**TASK INSTRUCTIONS**
**A.** In the convolution problem below, reproduce everything from "From the figure, $x_2(t)" down to "y(t)\,dt = (3)(5) = 15$.".
**B.** According to the convolution problem below, why does the integral of x1(t) over all t equal 3?

**PAGE TEXT**
·····
Question

Let \(x_1(t) = u(t+1.5) - u(t-1.5)\) and \(x_2(t)\) is shown in the figure below. For \(y(t) = x_1(t) \ast x_2(t)\), the \[ \int_{-\infty}^{\infty} y(t) \, dt \] is ___________ (rounded off to the nearest integer).

Hint:

N/A

Answer 1

Use $\displaystyle \int_{-\infty}^{\infty}(x_1 \ast x_2)(t)\,dt = \left( \int_{-\infty}^{\infty}x_1(t)\,dt \right) \left( \int_{-\infty}^{\infty}x_2(t)\,dt \right)$.

$x_1(t) = u(t+1.5) - u(t-1.5)$ is a unit–amplitude rectangular pulse of width 3, $\Rightarrow \displaystyle \int x_1 = 3$.

From the figure, $x_2(t) = \delta(t+3) + [u(t+1)-u(t)] + \delta(t-1) + 2\delta(t-2)$, so
$\displaystyle \int x_2 = 1 + (1) + (1) + 2 = 5$.

Hence, $\displaystyle \int y(t)\,dt = (3)(5) = 15$.

\[ \boxed{15} \]
·····
**SUPPLIED INFORMATION**
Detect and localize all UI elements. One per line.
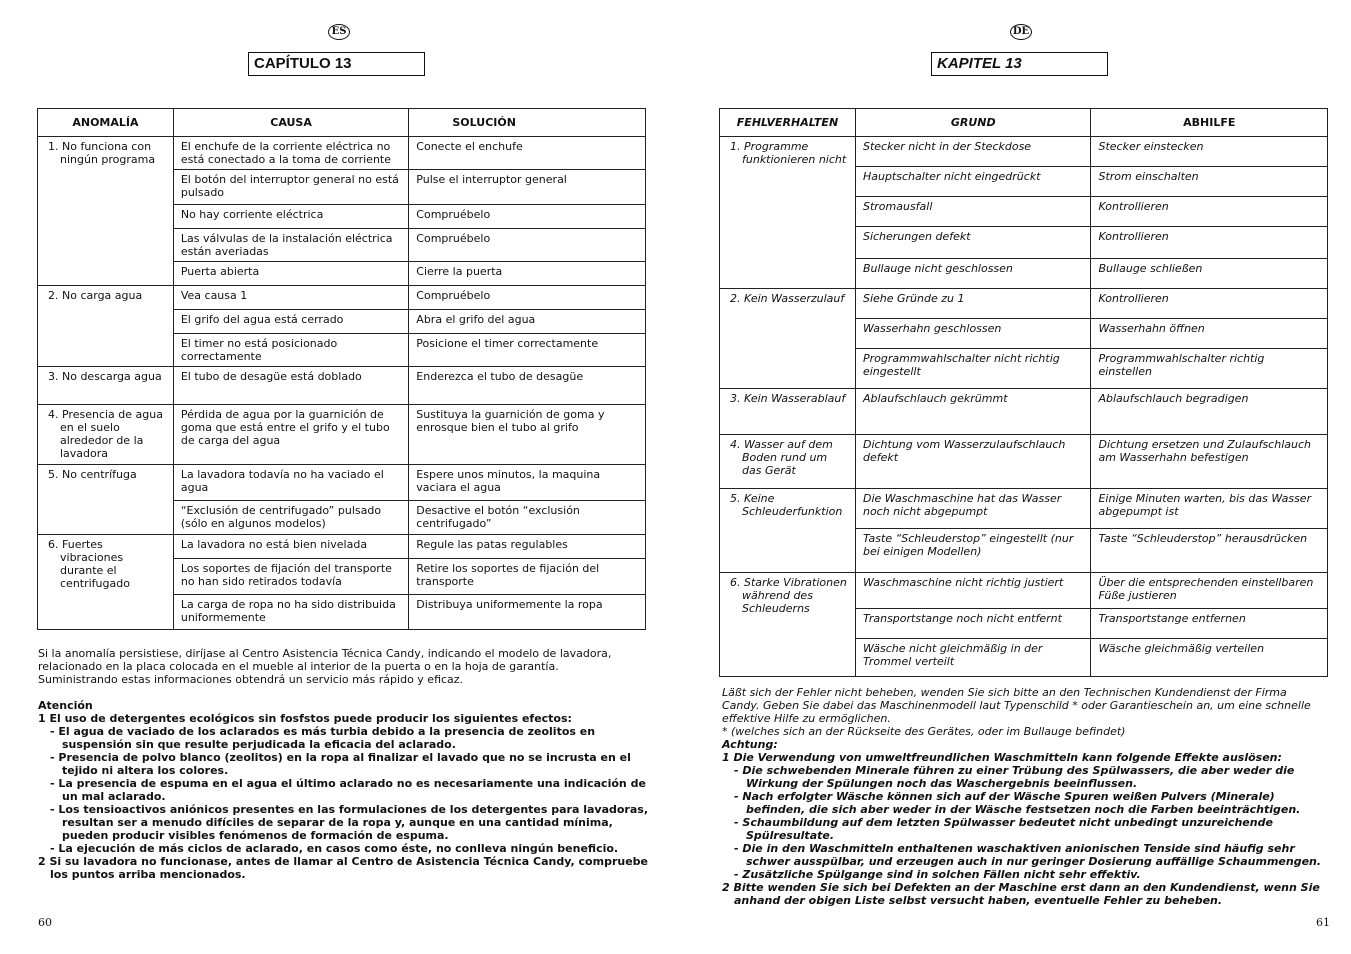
·····
**OUTPUTS FOR THE TASKS**
**A.**
From the figure, $x_2(t) = \delta(t+3) + [u(t+1)-u(t)] + \delta(t-1) + 2\delta(t-2)$, so
$\displaystyle \int x_2 = 1 + (1) + (1) + 2 = 5$.

Hence, $\displaystyle \int y(t)\,dt = (3)(5) = 15$.

**B.** x1(t) = u(t+1.5) − u(t−1.5) is a rectangular pulse of unit amplitude and width 3. Its area, and so its integral, is 3.